Boxed element entries:

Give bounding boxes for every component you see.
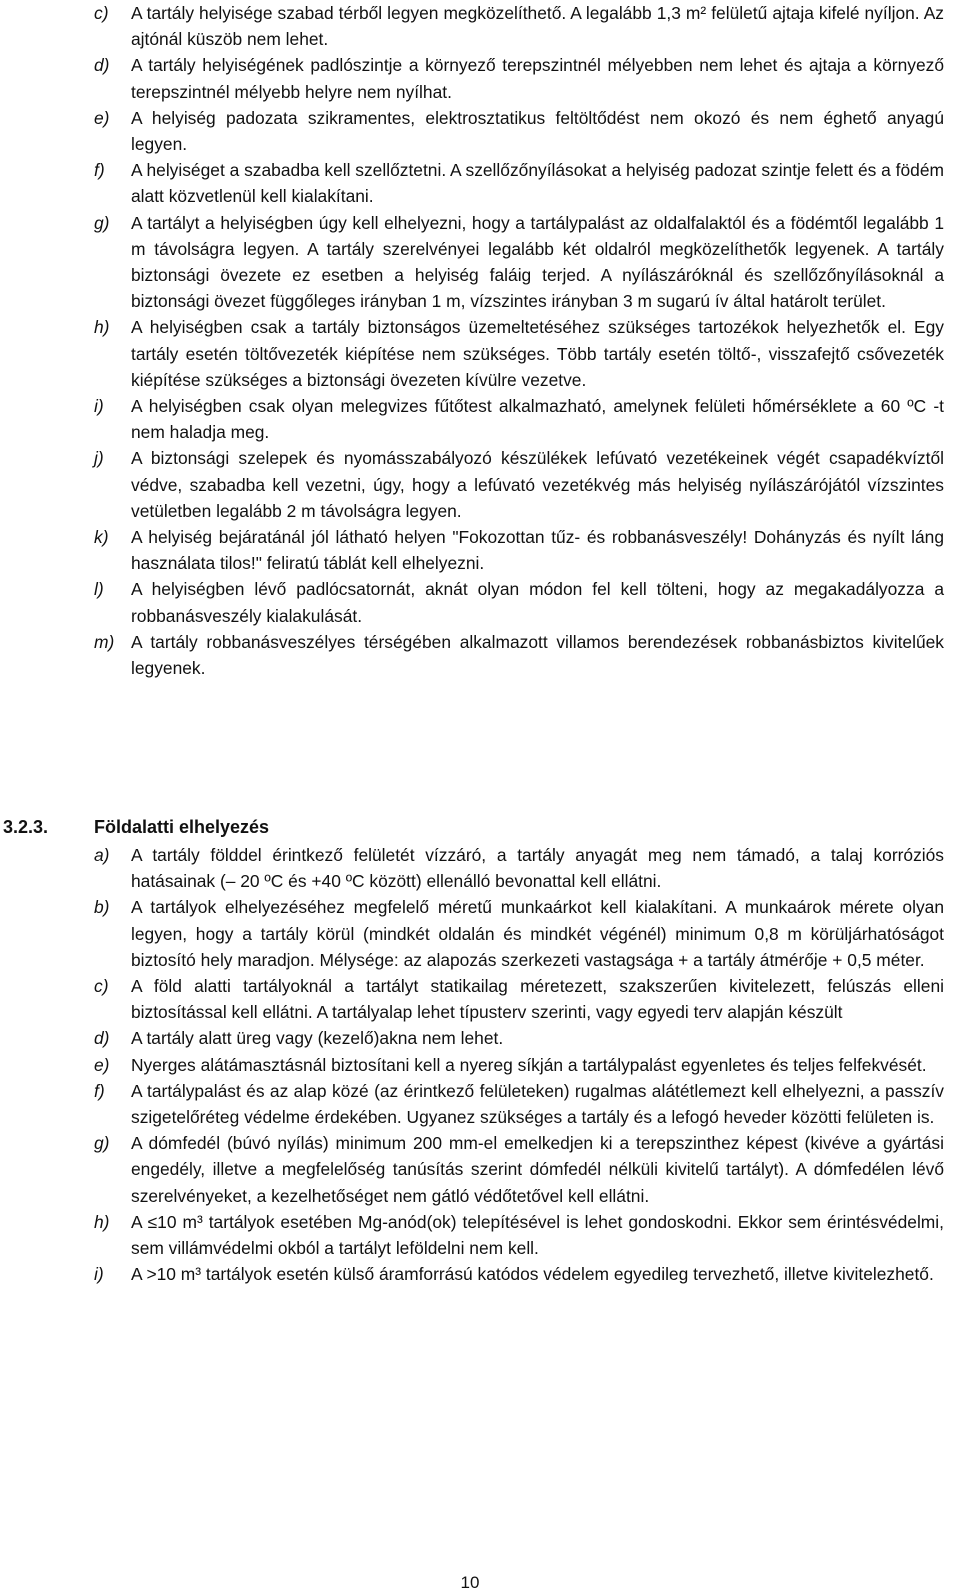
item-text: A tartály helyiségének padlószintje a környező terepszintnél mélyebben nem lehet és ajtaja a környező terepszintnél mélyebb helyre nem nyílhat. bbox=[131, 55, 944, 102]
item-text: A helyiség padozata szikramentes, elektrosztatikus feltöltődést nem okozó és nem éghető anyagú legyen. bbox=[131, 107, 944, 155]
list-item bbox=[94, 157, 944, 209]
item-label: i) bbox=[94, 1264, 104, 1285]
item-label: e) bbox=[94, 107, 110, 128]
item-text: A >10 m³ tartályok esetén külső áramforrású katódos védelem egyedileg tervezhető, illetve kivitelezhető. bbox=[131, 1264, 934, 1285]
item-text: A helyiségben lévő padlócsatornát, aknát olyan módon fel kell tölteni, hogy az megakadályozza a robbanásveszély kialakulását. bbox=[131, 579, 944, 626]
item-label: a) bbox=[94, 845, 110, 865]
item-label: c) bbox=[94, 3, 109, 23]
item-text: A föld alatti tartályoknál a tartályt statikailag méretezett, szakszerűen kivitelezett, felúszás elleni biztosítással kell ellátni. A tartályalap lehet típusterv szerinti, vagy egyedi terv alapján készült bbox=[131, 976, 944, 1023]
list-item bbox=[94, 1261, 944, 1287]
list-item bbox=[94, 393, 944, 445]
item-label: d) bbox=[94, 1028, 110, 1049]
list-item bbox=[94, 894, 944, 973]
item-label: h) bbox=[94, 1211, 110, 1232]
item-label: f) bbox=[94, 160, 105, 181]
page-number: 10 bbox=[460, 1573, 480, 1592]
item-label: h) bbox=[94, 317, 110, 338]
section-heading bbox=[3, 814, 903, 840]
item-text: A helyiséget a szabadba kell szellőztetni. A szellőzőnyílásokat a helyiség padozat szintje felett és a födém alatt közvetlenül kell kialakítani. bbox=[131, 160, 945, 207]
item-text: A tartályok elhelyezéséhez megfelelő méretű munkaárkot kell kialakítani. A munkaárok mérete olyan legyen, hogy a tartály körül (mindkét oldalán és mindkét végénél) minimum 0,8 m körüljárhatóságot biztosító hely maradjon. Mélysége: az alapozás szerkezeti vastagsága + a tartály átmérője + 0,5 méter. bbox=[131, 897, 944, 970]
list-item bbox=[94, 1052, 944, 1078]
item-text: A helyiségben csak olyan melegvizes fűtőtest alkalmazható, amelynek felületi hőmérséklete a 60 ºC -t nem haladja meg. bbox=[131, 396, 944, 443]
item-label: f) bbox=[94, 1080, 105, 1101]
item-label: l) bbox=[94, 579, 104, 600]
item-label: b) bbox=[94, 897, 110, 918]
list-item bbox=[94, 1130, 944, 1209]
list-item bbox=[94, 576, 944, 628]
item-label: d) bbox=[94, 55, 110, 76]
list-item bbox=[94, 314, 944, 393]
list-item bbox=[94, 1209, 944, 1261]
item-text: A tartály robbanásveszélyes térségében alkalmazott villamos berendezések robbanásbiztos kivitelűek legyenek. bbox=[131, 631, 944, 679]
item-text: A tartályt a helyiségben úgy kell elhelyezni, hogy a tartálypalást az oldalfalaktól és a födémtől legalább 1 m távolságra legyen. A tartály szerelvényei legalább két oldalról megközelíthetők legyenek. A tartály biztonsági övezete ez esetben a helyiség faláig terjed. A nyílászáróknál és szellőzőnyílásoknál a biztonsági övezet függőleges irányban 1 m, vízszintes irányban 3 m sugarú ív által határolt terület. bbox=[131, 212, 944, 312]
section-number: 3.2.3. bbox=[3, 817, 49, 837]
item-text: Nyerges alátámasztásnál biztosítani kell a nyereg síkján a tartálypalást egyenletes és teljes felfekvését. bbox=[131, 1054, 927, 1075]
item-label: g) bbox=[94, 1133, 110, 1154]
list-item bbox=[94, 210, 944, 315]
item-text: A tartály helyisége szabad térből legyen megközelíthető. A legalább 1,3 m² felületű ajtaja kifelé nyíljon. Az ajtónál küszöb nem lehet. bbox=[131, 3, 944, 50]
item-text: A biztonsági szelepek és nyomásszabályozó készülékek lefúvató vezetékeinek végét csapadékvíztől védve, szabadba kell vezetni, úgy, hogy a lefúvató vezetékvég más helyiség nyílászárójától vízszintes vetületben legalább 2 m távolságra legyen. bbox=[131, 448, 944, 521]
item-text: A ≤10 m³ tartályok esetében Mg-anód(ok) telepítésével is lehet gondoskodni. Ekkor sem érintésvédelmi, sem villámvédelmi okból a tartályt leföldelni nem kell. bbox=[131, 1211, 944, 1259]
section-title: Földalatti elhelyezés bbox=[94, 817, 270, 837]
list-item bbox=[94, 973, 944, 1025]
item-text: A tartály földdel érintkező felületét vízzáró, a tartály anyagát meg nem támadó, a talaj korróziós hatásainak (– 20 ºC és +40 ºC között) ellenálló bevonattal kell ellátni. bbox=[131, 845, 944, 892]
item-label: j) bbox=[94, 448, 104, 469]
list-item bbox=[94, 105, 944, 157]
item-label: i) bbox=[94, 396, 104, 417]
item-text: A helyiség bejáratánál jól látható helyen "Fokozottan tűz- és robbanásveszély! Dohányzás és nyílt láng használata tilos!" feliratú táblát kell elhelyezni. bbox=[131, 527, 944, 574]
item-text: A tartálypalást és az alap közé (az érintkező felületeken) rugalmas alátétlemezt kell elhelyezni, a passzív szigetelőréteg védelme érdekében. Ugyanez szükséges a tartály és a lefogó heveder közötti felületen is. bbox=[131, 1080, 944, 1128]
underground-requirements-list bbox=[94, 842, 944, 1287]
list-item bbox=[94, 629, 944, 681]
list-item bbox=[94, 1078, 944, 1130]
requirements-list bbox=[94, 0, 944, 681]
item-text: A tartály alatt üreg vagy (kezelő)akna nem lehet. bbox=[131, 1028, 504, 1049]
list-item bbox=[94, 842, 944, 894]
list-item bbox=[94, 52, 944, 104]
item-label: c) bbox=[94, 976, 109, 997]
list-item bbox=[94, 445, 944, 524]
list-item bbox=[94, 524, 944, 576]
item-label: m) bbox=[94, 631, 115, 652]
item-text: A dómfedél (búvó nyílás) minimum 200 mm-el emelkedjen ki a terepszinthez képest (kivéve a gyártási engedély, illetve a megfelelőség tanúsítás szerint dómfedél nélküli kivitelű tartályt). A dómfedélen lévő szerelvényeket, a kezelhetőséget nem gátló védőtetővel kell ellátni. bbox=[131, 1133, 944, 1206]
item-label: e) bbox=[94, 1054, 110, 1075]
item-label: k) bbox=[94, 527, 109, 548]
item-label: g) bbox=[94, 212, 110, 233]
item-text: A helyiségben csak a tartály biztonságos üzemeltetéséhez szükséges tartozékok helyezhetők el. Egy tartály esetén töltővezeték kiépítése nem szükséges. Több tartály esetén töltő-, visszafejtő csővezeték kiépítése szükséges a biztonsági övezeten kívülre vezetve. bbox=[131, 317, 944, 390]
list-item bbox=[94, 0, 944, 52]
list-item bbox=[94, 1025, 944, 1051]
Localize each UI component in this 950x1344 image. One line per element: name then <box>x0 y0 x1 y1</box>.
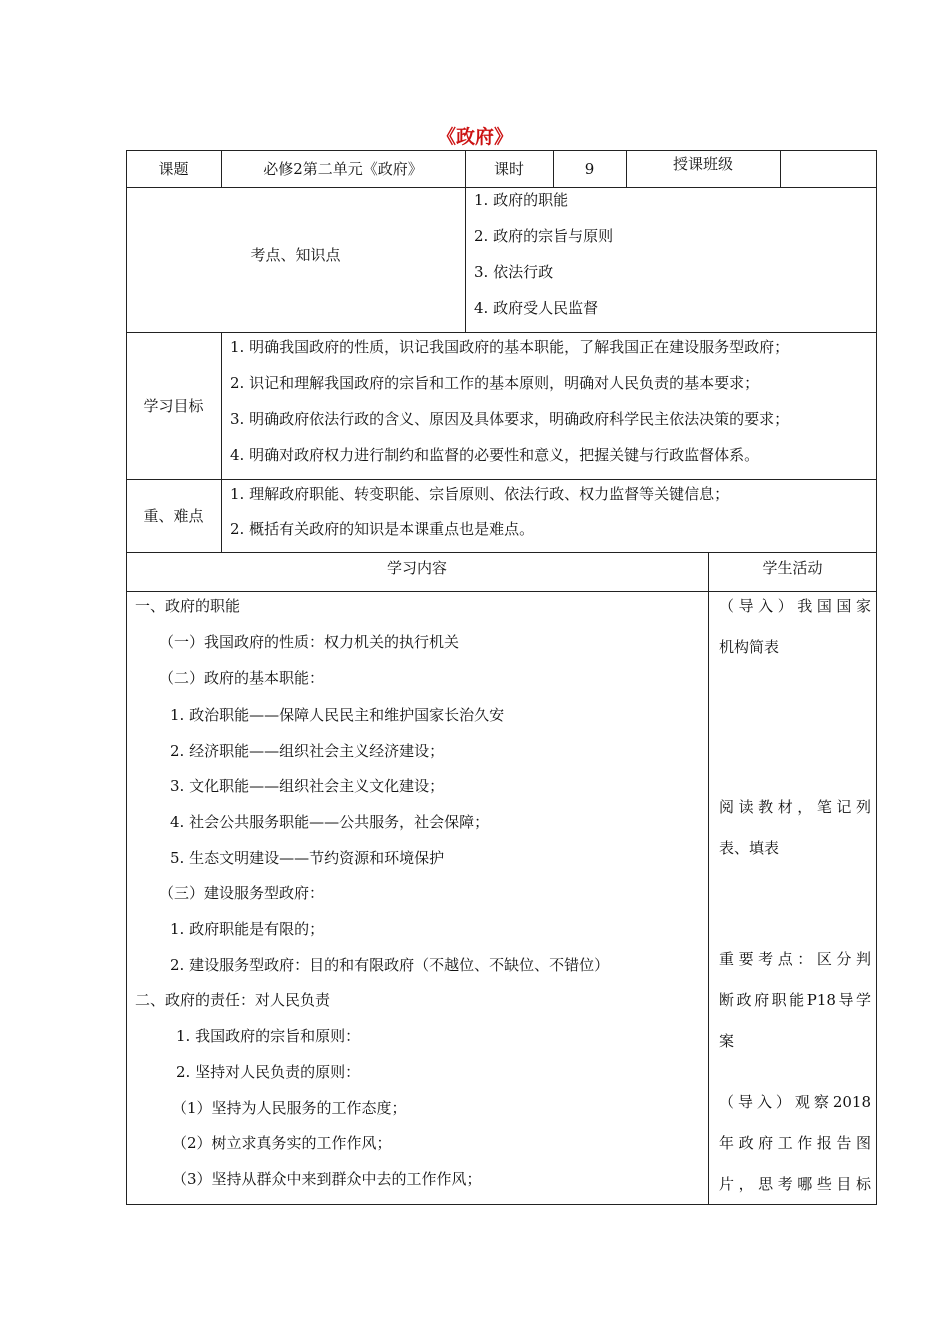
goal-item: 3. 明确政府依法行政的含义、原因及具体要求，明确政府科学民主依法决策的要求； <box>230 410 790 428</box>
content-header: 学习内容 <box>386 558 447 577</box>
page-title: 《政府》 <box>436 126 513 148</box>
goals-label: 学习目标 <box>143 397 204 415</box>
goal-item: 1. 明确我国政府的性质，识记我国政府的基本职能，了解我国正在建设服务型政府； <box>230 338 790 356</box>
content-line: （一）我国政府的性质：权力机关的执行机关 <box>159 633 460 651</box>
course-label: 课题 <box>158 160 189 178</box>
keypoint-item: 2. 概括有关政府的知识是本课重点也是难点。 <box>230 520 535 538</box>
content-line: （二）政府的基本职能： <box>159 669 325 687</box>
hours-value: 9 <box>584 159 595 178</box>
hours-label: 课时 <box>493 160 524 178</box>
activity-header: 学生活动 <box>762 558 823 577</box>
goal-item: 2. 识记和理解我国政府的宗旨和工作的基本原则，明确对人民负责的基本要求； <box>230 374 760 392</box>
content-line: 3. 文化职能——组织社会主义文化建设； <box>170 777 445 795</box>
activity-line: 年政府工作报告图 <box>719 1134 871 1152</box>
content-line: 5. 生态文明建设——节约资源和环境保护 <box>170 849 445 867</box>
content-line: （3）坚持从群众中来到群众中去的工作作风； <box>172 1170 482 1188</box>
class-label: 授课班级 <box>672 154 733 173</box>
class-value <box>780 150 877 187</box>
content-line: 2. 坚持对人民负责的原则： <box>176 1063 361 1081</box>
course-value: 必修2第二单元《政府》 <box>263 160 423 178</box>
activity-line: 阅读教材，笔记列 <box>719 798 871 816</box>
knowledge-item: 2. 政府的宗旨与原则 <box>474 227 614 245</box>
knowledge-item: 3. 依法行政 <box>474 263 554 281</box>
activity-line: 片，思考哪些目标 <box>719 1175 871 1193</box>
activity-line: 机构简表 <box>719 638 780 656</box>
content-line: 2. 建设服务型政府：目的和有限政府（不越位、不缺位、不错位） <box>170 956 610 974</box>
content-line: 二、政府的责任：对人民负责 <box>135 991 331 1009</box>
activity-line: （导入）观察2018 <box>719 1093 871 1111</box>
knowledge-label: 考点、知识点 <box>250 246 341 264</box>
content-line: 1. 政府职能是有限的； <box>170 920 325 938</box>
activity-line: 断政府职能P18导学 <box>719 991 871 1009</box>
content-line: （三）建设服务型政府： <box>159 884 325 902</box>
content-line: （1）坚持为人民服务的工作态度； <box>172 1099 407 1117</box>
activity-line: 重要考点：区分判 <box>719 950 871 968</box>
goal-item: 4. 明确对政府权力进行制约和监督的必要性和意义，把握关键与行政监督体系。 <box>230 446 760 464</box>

▶ **Exercise task**
Print the lines between the one holding "goal-item: 3. 明确政府依法行政的含义、原因及具体要求，明确政府科学民主依法决策的要求；" and the one holding "content-line: 2. 坚持对人民负责的原则：", inclusive, without any changes.

▶ **Answer in full**
goal-item: 3. 明确政府依法行政的含义、原因及具体要求，明确政府科学民主依法决策的要求； <box>230 410 790 428</box>
content-header: 学习内容 <box>386 558 447 577</box>
page-title: 《政府》 <box>436 126 513 148</box>
goals-label: 学习目标 <box>143 397 204 415</box>
goal-item: 1. 明确我国政府的性质，识记我国政府的基本职能，了解我国正在建设服务型政府； <box>230 338 790 356</box>
content-line: （一）我国政府的性质：权力机关的执行机关 <box>159 633 460 651</box>
course-label: 课题 <box>158 160 189 178</box>
keypoint-item: 2. 概括有关政府的知识是本课重点也是难点。 <box>230 520 535 538</box>
content-line: （二）政府的基本职能： <box>159 669 325 687</box>
hours-value: 9 <box>584 159 595 178</box>
hours-label: 课时 <box>493 160 524 178</box>
activity-header: 学生活动 <box>762 558 823 577</box>
goal-item: 2. 识记和理解我国政府的宗旨和工作的基本原则，明确对人民负责的基本要求； <box>230 374 760 392</box>
content-line: 3. 文化职能——组织社会主义文化建设； <box>170 777 445 795</box>
activity-line: 年政府工作报告图 <box>719 1134 871 1152</box>
content-line: 5. 生态文明建设——节约资源和环境保护 <box>170 849 445 867</box>
content-line: （3）坚持从群众中来到群众中去的工作作风； <box>172 1170 482 1188</box>
class-label: 授课班级 <box>672 154 733 173</box>
class-value <box>780 150 877 187</box>
content-line: 2. 坚持对人民负责的原则： <box>176 1063 361 1081</box>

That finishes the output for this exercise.